La regola generale della lingua italiana dice che il verbo concorda con il soggetto, infatti diciamo:

Io posso
Tu puoi
Noi possiamo
Voi potete... ecc..

Ma quando parliamo utilizzando la forma impersonale, non seguiamo questa regola. 

Io posso dire:

- Le persone, quando sono giovani, credono nei sogni. (qui il verbo concorda con il soggetto)
- Quando uno è giovane, crede nei sogni (anche qui il verbo concorda con il soggetto)

- *Da* giovani, *si* crede nei sogni
- Quando *si* è giovani *si *crede nei sogni

Come vedete, è quel *SI* della frase impersonale che cambia la regola di concordanza soggetto/verbo.
Io mi sto riferendo a una categoria di persone specifica però parlando in generale (mi sto riferendo ai *giovani*), ma io NON mi sto includendo in questa categoria, perché non sono giovane. Allora è come se dicessi:

- Quando *si* è / Quando ci *si *trova nella condizione di essere giovani

Se io mi includessi nella categoria dei giovani, direi:

- Quando (noi) *siamo giovani*, crediamo nei sogni (in questo caso NON c'è il *SI* e la frase segue le regole classiche, il soggetto che parla si sta includendo nella frase e il verbo concorda con il soggetto).

Spero che attraverso questi esempi pratici si possa fare un po' di chiarezza.


----------



## francisgranada

Sono d'accordo con Giorgio. Le menzionate regole vanno benissimo, ovviamente, ma piuttosto descrivono il fenomeno discusso e non lo spiegano, cioè non ci dicono perché ...

• [VOCI FORNITE]:
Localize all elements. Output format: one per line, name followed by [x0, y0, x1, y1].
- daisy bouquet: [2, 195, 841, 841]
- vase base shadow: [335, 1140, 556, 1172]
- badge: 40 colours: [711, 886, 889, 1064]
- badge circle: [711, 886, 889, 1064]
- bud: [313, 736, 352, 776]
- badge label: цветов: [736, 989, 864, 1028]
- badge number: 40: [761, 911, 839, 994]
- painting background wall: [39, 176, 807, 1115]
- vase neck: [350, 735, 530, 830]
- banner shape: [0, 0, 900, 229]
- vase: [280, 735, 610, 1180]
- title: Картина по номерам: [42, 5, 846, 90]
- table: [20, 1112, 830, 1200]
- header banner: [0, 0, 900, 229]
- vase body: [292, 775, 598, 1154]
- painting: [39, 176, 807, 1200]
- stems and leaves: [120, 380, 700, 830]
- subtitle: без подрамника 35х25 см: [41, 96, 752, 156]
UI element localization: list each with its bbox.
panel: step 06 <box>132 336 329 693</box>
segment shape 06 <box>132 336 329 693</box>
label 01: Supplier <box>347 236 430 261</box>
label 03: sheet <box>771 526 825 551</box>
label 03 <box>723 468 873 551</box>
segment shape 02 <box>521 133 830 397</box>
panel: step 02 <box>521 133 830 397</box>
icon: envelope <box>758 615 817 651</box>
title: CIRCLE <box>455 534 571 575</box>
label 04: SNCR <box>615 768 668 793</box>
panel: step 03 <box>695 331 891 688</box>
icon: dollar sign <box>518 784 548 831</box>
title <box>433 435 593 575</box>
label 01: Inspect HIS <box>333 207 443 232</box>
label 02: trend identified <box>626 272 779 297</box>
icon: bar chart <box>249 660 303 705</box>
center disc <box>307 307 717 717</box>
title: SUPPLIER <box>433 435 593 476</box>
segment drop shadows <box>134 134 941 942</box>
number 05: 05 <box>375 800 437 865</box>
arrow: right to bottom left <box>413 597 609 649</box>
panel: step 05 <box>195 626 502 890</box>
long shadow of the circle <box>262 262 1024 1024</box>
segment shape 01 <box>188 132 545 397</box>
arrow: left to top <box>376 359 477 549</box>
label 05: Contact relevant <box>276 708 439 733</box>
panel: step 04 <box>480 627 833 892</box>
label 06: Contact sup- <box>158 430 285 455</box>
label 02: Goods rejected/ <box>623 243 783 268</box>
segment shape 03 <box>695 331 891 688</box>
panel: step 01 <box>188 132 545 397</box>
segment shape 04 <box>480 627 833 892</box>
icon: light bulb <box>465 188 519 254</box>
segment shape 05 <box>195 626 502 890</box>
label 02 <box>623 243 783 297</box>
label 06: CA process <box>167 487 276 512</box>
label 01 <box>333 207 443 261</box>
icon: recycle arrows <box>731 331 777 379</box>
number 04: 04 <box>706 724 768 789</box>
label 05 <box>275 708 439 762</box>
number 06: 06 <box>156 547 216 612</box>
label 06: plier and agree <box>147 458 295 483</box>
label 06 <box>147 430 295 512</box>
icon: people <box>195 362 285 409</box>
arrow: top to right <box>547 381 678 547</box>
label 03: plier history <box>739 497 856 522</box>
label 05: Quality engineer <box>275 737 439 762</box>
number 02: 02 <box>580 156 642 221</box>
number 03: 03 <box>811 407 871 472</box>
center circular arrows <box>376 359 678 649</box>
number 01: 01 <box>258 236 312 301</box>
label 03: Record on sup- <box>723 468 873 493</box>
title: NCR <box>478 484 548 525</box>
==
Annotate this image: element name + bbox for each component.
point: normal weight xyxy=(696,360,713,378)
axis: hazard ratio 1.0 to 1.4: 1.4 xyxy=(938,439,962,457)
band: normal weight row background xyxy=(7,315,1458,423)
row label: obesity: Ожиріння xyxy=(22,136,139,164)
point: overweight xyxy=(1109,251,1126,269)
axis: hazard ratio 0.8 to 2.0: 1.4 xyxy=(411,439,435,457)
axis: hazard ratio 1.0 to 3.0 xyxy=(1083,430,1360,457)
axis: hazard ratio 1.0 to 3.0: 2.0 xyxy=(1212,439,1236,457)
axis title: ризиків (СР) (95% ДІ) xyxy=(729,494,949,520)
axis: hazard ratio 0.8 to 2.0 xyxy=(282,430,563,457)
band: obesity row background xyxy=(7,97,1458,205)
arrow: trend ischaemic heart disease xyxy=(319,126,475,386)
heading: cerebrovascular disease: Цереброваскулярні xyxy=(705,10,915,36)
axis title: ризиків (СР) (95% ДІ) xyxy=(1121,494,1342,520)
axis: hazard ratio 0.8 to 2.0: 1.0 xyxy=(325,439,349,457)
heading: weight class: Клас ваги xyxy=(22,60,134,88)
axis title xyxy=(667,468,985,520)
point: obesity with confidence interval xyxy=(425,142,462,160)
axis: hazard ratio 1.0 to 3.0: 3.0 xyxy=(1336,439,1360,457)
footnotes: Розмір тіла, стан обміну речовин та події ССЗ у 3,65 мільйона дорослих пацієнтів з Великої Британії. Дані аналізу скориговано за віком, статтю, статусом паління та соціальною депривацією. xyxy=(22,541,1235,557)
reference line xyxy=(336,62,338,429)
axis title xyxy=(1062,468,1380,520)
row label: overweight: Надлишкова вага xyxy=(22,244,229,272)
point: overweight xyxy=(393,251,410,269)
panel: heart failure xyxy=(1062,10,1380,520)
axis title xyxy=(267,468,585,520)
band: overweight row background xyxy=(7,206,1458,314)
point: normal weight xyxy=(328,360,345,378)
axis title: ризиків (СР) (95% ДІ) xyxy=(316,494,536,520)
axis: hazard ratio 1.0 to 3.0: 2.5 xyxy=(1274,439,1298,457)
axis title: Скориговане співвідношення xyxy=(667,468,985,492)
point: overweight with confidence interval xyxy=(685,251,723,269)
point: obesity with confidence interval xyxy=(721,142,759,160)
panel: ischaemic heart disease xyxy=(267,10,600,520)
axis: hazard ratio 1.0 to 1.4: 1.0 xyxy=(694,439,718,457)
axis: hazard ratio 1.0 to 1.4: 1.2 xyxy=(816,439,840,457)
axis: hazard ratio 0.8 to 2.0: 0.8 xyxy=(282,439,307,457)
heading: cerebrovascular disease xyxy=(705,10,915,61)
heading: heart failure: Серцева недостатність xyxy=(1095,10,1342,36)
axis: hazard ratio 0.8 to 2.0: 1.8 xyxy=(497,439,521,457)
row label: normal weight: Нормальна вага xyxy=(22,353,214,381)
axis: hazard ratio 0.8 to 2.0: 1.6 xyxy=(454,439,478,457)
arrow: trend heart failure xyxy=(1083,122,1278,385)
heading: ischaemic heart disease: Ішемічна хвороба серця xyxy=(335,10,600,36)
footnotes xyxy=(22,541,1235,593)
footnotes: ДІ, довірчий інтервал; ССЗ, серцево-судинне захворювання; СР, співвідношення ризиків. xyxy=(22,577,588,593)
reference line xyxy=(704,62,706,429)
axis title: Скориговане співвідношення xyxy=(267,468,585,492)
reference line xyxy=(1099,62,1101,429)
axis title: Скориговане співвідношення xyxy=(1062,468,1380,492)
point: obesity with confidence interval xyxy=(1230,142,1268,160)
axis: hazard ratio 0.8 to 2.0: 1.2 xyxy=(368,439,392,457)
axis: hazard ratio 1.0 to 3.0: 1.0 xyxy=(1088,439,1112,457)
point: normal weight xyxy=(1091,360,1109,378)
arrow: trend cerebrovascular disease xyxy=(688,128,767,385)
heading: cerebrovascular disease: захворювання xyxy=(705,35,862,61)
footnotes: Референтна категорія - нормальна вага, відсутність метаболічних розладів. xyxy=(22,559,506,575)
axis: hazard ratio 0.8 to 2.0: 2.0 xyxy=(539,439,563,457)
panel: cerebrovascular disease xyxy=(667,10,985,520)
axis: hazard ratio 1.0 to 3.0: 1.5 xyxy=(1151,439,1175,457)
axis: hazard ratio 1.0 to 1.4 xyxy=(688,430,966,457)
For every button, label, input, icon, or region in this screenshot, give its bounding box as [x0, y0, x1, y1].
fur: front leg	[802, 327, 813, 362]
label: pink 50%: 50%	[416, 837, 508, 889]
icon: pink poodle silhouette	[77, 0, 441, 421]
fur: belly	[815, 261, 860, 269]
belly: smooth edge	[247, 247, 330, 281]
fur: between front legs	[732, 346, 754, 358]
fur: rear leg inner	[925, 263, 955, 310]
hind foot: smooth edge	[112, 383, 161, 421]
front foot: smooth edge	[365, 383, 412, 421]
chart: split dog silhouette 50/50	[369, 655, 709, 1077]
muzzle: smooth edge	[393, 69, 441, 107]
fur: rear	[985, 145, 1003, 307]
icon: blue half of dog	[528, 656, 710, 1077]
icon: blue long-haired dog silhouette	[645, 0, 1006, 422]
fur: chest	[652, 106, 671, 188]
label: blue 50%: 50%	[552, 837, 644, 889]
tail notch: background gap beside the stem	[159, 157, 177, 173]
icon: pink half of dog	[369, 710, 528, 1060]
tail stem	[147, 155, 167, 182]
...
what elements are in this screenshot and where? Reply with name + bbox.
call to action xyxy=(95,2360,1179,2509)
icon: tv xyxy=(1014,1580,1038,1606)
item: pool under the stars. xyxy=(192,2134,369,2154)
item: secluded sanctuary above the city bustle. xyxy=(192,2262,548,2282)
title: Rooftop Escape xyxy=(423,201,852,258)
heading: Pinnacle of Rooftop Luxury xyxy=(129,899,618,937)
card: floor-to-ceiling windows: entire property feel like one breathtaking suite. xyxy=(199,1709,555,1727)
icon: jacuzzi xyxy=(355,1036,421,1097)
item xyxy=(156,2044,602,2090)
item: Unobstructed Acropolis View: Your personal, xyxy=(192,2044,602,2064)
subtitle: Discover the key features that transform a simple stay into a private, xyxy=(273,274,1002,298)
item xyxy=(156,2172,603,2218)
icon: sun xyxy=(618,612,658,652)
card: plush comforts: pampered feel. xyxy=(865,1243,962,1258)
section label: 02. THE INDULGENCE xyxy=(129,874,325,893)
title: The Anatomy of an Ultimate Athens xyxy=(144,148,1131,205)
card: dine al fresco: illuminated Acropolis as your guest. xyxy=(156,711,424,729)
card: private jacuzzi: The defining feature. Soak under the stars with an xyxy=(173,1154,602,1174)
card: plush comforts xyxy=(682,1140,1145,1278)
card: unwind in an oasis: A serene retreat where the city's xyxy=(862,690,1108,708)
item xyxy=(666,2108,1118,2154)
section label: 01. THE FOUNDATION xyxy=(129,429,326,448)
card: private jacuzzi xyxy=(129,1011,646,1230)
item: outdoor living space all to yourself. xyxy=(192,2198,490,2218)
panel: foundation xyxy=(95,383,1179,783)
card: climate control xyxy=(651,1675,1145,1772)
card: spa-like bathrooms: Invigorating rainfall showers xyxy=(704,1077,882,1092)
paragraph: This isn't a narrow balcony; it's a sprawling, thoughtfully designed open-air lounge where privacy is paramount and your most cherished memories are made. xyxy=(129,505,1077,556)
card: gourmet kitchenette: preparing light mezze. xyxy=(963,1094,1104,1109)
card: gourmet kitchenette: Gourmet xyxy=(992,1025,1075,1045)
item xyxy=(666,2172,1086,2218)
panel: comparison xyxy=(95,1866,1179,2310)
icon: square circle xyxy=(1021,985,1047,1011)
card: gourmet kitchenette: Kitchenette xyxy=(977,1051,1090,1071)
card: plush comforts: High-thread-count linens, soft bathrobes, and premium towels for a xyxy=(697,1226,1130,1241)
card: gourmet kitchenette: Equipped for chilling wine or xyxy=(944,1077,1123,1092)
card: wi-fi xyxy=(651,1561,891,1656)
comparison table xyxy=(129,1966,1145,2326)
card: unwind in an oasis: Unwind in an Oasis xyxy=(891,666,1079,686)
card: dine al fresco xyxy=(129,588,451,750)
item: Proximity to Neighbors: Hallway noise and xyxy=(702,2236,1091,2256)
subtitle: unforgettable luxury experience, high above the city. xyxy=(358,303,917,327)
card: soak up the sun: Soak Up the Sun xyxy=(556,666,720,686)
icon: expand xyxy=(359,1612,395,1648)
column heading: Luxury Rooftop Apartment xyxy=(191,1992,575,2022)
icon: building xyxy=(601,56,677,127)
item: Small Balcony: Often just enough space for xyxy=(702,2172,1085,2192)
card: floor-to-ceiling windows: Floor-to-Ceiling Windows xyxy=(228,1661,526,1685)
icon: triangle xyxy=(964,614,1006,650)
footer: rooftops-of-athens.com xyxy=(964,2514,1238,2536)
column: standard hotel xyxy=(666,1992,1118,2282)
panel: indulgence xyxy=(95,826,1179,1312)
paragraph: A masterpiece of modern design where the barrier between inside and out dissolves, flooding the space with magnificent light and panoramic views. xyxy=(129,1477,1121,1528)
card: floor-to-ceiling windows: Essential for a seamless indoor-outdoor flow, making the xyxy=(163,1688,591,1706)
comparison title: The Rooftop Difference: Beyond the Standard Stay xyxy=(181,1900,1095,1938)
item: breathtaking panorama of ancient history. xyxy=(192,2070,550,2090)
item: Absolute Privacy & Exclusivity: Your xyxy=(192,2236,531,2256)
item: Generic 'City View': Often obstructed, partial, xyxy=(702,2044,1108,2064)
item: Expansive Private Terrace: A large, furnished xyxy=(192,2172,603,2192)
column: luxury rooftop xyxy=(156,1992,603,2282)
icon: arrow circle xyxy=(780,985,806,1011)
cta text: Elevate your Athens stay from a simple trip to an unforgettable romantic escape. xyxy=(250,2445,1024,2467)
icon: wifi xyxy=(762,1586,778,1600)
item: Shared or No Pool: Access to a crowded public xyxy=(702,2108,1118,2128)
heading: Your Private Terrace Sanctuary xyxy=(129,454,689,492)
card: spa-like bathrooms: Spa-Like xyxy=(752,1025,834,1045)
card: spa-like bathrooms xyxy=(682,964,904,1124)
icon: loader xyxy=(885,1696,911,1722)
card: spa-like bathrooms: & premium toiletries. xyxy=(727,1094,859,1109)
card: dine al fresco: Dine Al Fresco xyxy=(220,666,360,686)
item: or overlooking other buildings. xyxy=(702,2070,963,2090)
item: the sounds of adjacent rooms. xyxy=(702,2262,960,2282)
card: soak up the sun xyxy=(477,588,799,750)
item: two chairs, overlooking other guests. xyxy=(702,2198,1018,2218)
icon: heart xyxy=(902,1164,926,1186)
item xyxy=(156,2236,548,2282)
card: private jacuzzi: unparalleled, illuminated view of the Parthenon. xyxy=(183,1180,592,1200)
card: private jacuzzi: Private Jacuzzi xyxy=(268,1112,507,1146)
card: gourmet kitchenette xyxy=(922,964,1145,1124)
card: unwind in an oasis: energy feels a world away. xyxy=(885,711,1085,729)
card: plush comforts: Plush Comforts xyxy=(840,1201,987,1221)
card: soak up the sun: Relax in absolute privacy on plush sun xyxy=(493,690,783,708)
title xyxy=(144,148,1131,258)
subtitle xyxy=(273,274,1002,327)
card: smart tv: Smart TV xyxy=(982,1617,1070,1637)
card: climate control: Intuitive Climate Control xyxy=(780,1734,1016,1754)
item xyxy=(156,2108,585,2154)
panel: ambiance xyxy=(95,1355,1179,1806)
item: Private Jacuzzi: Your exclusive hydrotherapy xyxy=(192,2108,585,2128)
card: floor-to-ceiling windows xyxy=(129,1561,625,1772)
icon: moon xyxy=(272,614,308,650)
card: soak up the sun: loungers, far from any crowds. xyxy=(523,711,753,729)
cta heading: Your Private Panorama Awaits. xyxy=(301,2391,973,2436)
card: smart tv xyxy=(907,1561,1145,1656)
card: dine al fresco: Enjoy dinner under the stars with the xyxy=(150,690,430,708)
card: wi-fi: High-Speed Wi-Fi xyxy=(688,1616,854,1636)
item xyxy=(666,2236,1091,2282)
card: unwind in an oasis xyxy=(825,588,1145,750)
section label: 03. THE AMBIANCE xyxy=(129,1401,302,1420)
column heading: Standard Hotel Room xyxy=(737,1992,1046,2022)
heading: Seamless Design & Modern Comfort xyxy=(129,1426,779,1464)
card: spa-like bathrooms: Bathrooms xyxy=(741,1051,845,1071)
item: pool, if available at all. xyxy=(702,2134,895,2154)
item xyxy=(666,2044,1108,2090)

• [COSA FARE]:
1. Rispondi a queste domande sul brano dedicato alla forma impersonale:
(a) Quale parola della frase impersonale cambia la regola di concordanza soggetto/verbo?
(b) A quale categoria di persone si riferisce chi scrive, senza includersi in essa?
(c) Con chi si dichiara d'accordo francisgranada?
2. Tra le voci, riscrivi identiche le righe che partono da quella contenente "Localize all elements." e arrivano a quella contenente "- banner shape: [0, 0, 900, 229]", entrambe incluse.

• [RISPOSTE AI COMPITI]:
1.
(a) Il "si" della frase impersonale.
(b) Ai giovani.
(c) Con Giorgio.

2.
Localize all elements. Output format: one per line, name followed by [x0, y0, x1, y1].
- daisy bouquet: [2, 195, 841, 841]
- vase base shadow: [335, 1140, 556, 1172]
- badge: 40 colours: [711, 886, 889, 1064]
- badge circle: [711, 886, 889, 1064]
- bud: [313, 736, 352, 776]
- badge label: цветов: [736, 989, 864, 1028]
- badge number: 40: [761, 911, 839, 994]
- painting background wall: [39, 176, 807, 1115]
- vase neck: [350, 735, 530, 830]
- banner shape: [0, 0, 900, 229]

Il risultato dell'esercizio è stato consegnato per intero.